# start of GIVEN RECORDS

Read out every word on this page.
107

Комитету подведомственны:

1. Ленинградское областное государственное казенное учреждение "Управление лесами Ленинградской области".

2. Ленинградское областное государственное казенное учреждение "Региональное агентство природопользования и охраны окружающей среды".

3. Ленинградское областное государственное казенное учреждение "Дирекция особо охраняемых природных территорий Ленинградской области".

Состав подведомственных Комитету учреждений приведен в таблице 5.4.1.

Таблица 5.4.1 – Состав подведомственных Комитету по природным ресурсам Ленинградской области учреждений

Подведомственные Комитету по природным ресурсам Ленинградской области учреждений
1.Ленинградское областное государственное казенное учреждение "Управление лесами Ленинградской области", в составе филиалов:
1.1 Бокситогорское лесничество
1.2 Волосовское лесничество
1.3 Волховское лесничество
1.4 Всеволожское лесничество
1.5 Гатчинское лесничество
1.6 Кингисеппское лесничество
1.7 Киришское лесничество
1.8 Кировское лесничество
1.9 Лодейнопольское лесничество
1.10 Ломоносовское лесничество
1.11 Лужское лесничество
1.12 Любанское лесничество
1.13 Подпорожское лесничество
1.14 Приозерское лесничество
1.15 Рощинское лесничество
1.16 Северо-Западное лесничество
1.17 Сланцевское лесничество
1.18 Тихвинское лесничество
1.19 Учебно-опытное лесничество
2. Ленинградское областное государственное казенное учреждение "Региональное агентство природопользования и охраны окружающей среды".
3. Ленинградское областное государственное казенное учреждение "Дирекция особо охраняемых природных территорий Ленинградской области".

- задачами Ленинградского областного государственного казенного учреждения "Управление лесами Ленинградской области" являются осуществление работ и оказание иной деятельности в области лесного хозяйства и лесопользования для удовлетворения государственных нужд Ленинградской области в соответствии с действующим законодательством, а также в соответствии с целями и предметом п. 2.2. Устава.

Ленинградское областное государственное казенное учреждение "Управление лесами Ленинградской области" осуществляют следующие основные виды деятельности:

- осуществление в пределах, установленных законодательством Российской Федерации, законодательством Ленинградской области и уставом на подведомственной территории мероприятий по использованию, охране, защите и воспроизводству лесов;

# end of GIVEN RECORDS

* **PROMPT**: Search the entries for "Ленинградское" and copy out each line that has it.

* **IN RESPONSE**:
1. Ленинградское областное государственное казенное учреждение "Управление лесами Ленинградской области".
2. Ленинградское областное государственное казенное учреждение "Региональное агентство природопользования и охраны окружающей среды".
3. Ленинградское областное государственное казенное учреждение "Дирекция особо охраняемых природных территорий Ленинградской области".
1.Ленинградское областное государственное казенное учреждение "Управление лесами Ленинградской области", в составе филиалов:
2. Ленинградское областное государственное казенное учреждение "Региональное агентство природопользования и охраны окружающей среды".
3. Ленинградское областное государственное казенное учреждение "Дирекция особо охраняемых природных территорий Ленинградской области".
Ленинградское областное государственное казенное учреждение "Управление лесами Ленинградской области" осуществляют следующие основные виды деятельности:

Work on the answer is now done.